- [Job 1]
Please copy out everything from "Chris Rodriguez, director" down to "help in D.C." in the passage on D.C.'s new Emergency Operation Center, word for word.
- [Job 2]
In the passage on D.C.'s new Emergency Operation Center, how large is the space the law enforcement agencies will occupy?
- [Job 3]
Continue the news passage about D.C.'s new Emergency Operation Center with the next few paragraphs.

More than two dozen law enforcement agencies, including staff from the FBI, Secret Service, the U.S. Park Police, U.S. Capitol Police and D.C.’s Metropolitan Police Department, will occupy the 42,000 square-foot space. 

Homeland Security Secretary Alejandro Mayorkas said the Emergency Operation Center will enable DHS to “work seamlessly with our key partners.”

It is not the first time the United States’ capital region has attempted to eliminate obstacles in information sharing by putting all the law enforcement bodies that protect it under one roof. 

A previous iteration, known as D.C.’s “fusion center,” shared open sourced data in December 2020 with DHS and D.C.’s Metropolitan Police Department about threats to the region on Jan. 6, 2021, according to a Government Accountability Office report. 

Chris Rodriguez, director of the Homeland Security and Emergency Management Agency for the District of Columbia, said the new space is larger, allowing for more federal law enforcement officers to be permanently stationed there and it is better equipped for real-time intelligence sharing. 

Screens covering the walls of the new facility will show surveillance cameras around the city as well as social media accounts that may be monitored for threatening speech, a spokeswoman for D.C.'s Homeland Security and Emergency Management Agency said. 

“If someone’s seeing something on one of the DDOT cameras, they can turn to an intel analyst and say, ‘We have something going on,’” Rodriguez said. 

Rodriguez said one of the challenges of Jan. 6, 2021, was that there was no coordinated response to tell members of outside police departments where to go when they arrived to help in D.C. 

“If we’re getting calls from the New Jersey State Police, which we did, and they’re on their way down I-95, ‘Where are they going? Who are they reporting to?’ We didn’t have some of those granular answers because we didn’t have the right people in (the building) and we didn’t have access to any of the data,” Rodriguez said.

- [Listed records]

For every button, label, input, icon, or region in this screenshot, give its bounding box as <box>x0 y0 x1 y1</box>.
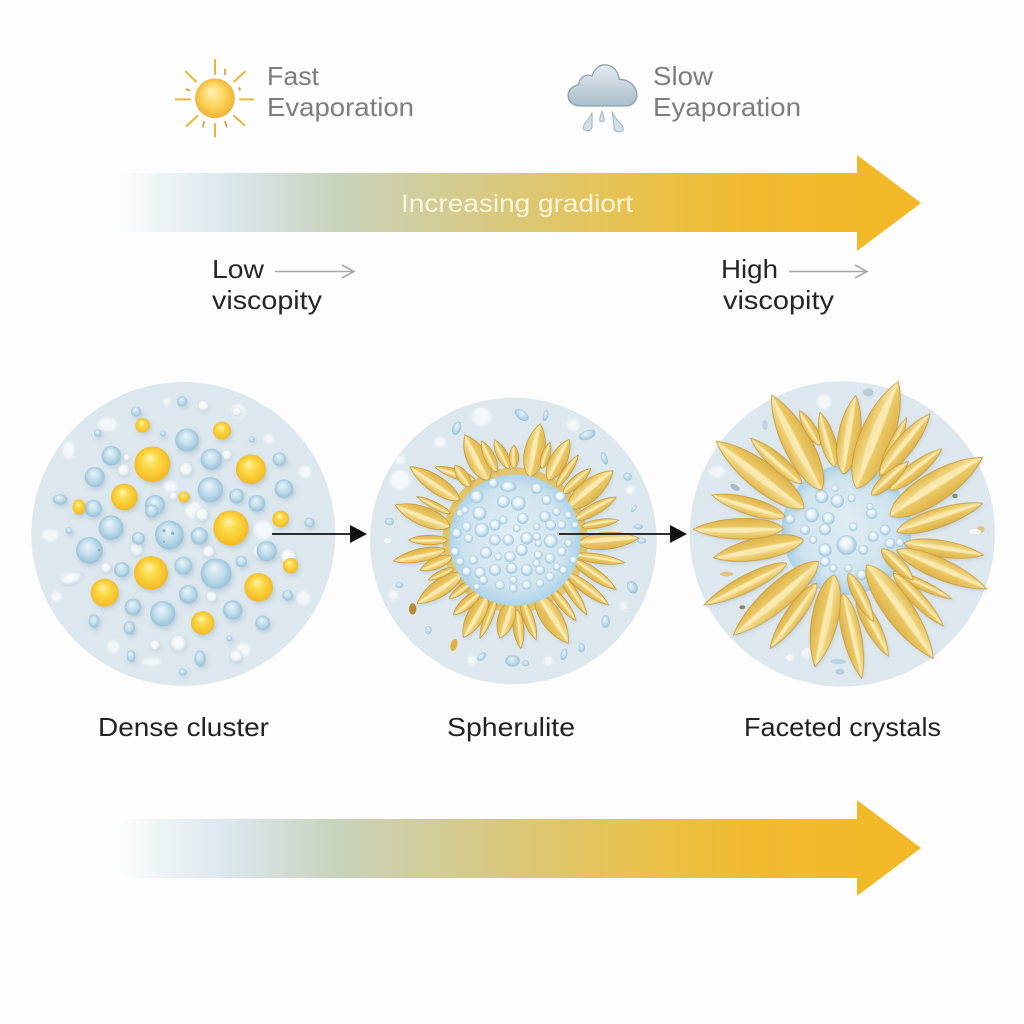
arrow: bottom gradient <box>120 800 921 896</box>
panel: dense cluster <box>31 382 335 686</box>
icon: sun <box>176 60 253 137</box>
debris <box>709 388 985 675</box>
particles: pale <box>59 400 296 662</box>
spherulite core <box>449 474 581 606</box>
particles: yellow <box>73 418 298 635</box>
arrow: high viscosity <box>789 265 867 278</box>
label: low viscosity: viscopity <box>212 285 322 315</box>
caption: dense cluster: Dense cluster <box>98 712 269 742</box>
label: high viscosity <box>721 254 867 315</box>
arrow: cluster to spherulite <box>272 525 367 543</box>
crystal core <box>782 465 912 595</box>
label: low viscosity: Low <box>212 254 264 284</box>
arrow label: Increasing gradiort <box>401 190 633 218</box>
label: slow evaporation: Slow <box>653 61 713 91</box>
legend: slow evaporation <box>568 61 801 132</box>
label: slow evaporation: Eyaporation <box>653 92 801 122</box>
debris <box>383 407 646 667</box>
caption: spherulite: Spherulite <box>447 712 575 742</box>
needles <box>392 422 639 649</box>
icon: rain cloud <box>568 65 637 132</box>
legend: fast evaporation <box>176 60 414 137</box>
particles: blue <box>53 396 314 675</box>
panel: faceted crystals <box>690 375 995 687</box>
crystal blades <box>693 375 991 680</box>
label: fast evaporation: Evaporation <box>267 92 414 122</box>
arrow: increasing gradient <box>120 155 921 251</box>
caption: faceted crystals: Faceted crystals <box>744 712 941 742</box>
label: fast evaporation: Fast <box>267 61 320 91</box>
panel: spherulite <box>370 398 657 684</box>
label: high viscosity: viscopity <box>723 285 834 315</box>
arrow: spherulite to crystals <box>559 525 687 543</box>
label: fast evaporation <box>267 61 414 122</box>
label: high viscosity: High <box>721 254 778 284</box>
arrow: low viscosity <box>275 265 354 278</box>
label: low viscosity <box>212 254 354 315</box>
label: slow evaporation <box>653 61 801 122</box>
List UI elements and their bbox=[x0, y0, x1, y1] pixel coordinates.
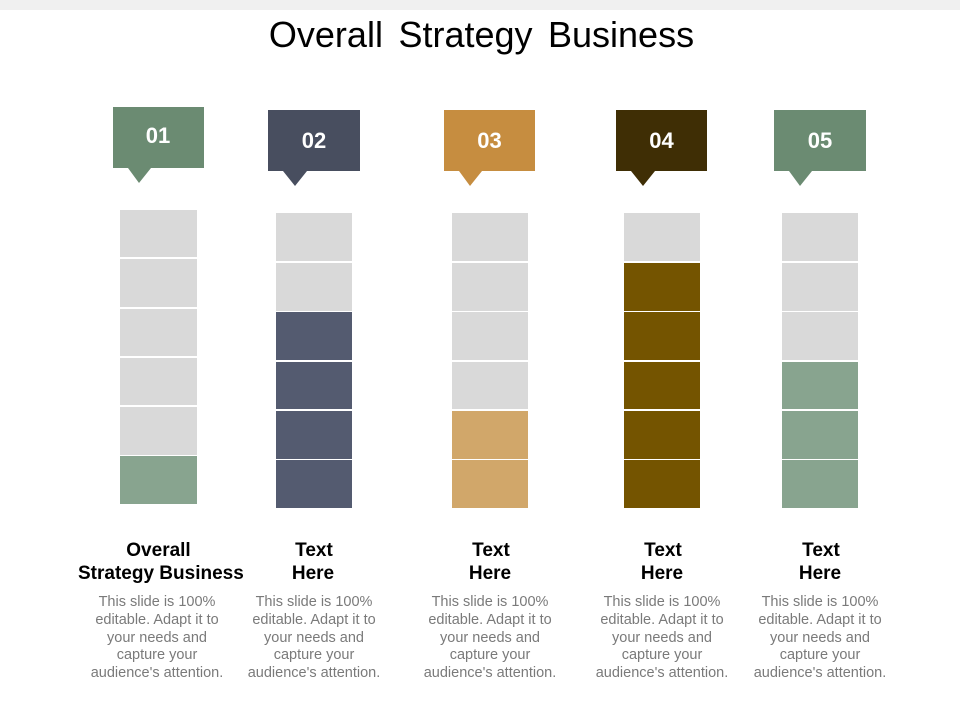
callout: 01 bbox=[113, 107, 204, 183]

- [Exercise answer 1]
Chris Rodriguez, director of the Homeland Security and Emergency Management Agency for the District of Columbia, said the new space is larger, allowing for more federal law enforcement officers to be permanently stationed there and it is better equipped for real-time intelligence sharing. 

Screens covering the walls of the new facility will show surveillance cameras around the city as well as social media accounts that may be monitored for threatening speech, a spokeswoman for D.C.'s Homeland Security and Emergency Management Agency said. 

“If someone’s seeing something on one of the DDOT cameras, they can turn to an intel analyst and say, ‘We have something going on,’” Rodriguez said. 

Rodriguez said one of the challenges of Jan. 6, 2021, was that there was no coordinated response to tell members of outside police departments where to go when they arrived to help in D.C.

- [Exercise answer 2]
42,000 square feet.

- [Exercise answer 3]
Personnel from the White House’s National Security Office and the D.C. National Guard have also been invited to participate in the new center, Rodriguez said. 

Limits in the D.C. mayor’s authority to call on the National Guard were laid bare on Jan. 6, as Bowser tried to request help six times that day but was rebuffed by the House sergeant-at-arms, according to congressional testimony from former U.S. Capitol Police Chief Steven Sund, who resigned after the attack. 

The House Select Committee investigating the Jan. 6 attack laid most of its blame on former President Donald Trump for encouraging an angry mob to attack the Capitol and fueling conspiracy theories that the election was rigged and that he was the rightful winner of the 2020 presidential election. 

Former federal prosecutor Tim Heaphy, the committee’s chief investigative counsel, previously told NBC News that while Trump was the “proximate cause” of what transpired on Jan. 6, “law enforcement had a very direct role in contributing to the security failures that led to that violence.”

The new Emergency Operations Center is expected to be fully staffed in time for the Fourth of July.